• What to work on:
Using the data below, gather each line that includes the word "如图所示".

** START **

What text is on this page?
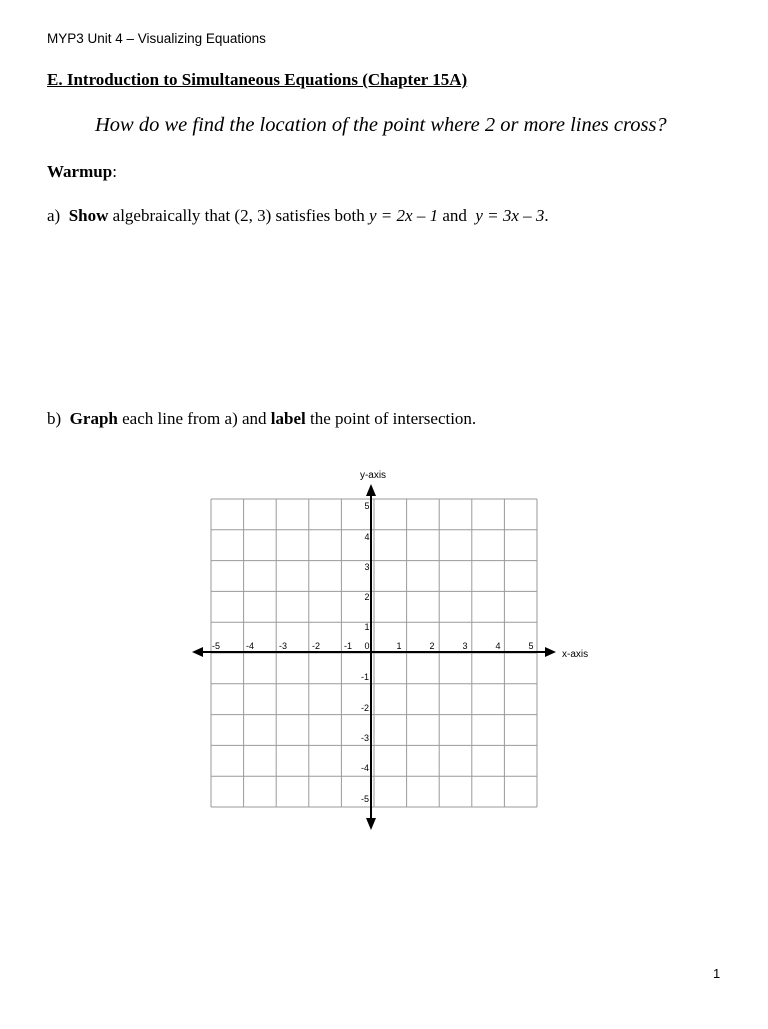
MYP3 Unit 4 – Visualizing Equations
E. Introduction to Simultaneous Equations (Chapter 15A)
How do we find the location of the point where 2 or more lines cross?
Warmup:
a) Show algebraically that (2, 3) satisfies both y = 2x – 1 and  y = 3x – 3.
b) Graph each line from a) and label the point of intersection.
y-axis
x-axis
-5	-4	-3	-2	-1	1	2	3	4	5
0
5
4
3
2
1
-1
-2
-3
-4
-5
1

** END **
** START **

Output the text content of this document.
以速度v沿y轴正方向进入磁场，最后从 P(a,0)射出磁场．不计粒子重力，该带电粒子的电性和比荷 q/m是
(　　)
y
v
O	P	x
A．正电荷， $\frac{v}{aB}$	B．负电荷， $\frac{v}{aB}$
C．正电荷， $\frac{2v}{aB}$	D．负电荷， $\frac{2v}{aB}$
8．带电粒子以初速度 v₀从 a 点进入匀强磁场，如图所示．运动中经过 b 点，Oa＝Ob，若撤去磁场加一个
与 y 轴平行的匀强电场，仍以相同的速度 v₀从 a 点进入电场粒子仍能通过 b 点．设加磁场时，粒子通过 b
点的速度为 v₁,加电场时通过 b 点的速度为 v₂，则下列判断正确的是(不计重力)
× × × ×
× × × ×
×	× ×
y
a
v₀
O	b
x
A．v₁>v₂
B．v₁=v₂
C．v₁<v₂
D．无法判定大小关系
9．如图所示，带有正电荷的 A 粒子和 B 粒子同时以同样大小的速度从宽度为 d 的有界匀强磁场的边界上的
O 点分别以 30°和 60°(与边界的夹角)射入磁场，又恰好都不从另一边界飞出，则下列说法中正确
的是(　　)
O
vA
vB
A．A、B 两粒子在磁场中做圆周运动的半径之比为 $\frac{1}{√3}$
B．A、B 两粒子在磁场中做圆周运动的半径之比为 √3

** END **

• Finished exercise:
8．带电粒子以初速度 v₀从 a 点进入匀强磁场，如图所示．运动中经过 b 点，Oa＝Ob，若撤去磁场加一个
9．如图所示，带有正电荷的 A 粒子和 B 粒子同时以同样大小的速度从宽度为 d 的有界匀强磁场的边界上的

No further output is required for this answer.